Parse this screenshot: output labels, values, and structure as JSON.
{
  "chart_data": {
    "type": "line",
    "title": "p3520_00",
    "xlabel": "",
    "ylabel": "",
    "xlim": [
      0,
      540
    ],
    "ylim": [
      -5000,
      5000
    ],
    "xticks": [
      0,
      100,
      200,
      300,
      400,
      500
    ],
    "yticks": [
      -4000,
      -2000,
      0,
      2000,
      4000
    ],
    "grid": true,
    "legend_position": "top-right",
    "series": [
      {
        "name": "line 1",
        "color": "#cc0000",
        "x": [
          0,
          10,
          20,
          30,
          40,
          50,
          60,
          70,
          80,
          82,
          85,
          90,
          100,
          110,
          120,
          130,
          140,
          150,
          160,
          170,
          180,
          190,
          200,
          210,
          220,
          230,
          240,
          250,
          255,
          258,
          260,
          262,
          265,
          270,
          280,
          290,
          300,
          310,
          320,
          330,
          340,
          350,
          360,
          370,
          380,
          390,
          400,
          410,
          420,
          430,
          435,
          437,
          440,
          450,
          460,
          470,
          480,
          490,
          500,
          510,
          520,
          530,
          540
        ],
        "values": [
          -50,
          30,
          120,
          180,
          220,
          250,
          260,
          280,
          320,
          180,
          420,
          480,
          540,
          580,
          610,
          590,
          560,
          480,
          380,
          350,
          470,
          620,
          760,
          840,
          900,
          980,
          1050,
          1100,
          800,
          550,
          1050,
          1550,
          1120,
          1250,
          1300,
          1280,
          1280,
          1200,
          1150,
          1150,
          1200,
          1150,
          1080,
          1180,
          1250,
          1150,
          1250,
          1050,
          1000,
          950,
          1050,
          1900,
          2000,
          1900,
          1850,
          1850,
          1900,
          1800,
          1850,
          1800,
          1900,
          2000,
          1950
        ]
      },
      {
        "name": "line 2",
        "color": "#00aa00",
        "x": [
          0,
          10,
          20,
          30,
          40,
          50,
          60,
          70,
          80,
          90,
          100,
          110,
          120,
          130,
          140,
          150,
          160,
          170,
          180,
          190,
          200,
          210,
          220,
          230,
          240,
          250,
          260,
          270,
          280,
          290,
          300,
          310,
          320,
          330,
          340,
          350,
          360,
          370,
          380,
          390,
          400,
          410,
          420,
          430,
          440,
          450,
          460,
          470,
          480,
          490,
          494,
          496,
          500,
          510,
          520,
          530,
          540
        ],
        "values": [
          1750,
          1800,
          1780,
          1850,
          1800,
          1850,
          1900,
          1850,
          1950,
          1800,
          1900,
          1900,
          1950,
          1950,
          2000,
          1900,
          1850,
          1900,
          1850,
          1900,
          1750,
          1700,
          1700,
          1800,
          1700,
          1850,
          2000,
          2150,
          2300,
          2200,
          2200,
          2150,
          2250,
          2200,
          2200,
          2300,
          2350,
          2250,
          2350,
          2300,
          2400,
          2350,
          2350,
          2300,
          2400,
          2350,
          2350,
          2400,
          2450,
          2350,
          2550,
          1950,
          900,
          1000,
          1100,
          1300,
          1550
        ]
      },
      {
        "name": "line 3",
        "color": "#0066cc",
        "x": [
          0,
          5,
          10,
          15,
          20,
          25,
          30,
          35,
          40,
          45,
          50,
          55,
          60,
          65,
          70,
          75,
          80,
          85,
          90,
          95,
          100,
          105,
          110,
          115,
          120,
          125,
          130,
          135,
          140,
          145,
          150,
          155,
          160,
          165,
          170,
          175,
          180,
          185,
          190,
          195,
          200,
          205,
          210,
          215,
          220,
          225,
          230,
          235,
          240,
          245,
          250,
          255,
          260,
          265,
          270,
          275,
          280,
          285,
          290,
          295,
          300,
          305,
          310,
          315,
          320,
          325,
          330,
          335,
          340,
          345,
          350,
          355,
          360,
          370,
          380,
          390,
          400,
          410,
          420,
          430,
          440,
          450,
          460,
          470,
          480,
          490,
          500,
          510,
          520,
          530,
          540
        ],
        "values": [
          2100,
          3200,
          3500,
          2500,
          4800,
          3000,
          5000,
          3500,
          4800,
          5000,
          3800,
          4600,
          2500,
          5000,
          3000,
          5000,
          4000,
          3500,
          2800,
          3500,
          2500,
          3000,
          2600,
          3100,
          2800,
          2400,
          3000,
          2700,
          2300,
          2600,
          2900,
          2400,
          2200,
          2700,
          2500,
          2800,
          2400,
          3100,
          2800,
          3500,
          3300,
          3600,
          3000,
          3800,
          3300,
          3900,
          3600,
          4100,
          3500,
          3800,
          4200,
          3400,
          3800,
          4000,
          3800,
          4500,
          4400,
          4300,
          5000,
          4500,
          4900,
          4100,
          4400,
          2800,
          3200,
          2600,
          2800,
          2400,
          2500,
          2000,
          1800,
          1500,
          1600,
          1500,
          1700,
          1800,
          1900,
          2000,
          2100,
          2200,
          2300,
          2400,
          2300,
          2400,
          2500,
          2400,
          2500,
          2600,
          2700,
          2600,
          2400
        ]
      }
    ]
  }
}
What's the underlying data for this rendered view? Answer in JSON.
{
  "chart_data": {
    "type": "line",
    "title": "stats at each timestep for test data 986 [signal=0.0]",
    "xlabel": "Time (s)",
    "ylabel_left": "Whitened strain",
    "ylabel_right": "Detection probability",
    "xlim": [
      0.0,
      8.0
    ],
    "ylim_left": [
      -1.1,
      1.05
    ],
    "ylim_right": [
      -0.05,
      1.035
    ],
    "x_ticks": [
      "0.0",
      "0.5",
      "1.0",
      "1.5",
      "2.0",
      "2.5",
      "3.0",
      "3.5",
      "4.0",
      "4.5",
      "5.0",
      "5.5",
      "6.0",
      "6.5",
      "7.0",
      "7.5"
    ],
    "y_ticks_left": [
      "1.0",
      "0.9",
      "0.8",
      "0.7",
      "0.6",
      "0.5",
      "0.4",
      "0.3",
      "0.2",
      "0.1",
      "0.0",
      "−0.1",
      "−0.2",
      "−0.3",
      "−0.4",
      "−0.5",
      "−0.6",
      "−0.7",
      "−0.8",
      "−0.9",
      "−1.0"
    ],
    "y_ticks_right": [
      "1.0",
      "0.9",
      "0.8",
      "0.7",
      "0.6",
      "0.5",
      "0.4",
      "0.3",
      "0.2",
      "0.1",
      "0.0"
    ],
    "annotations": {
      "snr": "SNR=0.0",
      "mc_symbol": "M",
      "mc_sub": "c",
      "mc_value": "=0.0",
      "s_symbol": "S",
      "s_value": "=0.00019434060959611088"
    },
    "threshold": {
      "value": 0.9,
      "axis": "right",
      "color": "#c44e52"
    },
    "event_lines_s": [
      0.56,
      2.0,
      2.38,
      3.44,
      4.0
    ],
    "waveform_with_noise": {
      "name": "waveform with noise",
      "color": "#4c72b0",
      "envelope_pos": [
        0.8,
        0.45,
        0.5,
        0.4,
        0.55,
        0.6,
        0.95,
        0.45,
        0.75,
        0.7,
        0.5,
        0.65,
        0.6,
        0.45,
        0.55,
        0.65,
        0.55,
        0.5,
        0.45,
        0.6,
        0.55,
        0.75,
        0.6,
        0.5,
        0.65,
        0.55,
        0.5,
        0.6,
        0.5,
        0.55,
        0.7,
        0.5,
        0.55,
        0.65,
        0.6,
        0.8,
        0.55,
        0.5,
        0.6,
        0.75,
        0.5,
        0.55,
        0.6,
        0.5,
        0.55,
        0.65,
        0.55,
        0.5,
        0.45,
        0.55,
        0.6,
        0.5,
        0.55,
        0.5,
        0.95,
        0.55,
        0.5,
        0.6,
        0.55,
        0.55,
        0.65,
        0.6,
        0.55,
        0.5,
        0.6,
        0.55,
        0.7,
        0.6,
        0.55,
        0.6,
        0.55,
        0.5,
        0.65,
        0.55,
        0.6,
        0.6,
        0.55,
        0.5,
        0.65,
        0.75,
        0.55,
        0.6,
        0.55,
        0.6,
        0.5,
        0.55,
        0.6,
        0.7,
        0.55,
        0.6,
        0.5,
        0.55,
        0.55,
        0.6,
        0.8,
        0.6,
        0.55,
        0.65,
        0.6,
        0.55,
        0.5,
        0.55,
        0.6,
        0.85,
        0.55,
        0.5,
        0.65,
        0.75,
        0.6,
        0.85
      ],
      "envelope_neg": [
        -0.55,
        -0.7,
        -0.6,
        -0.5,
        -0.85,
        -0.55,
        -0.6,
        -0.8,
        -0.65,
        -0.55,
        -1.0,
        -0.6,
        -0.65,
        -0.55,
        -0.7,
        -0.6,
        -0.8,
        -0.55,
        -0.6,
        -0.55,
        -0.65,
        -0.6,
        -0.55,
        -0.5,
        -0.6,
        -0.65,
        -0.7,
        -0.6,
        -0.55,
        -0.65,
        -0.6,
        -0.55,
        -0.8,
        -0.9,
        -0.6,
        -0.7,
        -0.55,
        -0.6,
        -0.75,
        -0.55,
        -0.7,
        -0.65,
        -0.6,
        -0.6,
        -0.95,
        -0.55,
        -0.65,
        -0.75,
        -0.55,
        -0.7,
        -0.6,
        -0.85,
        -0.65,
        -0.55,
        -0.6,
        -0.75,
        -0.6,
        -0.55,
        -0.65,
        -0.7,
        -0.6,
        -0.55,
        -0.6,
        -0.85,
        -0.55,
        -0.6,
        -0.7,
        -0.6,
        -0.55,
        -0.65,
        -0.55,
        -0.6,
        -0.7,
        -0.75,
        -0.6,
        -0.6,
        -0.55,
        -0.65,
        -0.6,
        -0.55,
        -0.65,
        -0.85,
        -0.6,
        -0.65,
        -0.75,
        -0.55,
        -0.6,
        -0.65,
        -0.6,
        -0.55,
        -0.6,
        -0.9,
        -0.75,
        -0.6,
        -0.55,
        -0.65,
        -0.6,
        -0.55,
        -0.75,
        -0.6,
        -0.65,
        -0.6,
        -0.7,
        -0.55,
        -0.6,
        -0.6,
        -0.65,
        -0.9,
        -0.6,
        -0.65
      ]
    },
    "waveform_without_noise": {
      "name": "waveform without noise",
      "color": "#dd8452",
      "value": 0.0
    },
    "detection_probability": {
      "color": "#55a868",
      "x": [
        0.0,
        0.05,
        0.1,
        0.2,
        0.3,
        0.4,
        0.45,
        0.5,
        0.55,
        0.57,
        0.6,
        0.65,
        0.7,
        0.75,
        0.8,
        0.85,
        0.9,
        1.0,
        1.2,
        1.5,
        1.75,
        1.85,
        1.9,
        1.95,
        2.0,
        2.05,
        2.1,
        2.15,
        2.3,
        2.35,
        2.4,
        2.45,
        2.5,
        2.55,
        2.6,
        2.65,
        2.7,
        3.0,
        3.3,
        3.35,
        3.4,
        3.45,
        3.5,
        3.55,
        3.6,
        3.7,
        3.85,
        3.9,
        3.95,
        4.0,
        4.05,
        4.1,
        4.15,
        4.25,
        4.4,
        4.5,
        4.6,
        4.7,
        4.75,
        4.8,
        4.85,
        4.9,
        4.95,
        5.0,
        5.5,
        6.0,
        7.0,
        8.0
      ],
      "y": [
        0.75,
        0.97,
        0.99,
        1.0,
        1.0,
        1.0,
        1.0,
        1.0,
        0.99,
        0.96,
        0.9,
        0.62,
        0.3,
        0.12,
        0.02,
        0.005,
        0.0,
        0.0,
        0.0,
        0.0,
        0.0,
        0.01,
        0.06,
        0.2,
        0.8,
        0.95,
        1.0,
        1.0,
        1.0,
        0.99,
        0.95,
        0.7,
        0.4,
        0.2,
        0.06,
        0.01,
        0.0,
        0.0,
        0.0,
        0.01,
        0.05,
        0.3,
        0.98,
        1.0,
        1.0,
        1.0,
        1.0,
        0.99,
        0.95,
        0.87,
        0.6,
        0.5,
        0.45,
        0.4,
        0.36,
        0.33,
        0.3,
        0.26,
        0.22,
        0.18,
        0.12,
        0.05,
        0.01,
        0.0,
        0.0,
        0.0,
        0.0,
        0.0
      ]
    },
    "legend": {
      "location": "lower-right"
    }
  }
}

— WHAT IS ASKED —
Write out every line of the listing that holds the word "title".

— ANSWER FOR THE TASK —
    "title": "p3520_00",
    "title": "stats at each timestep for test data 986 [signal=0.0]",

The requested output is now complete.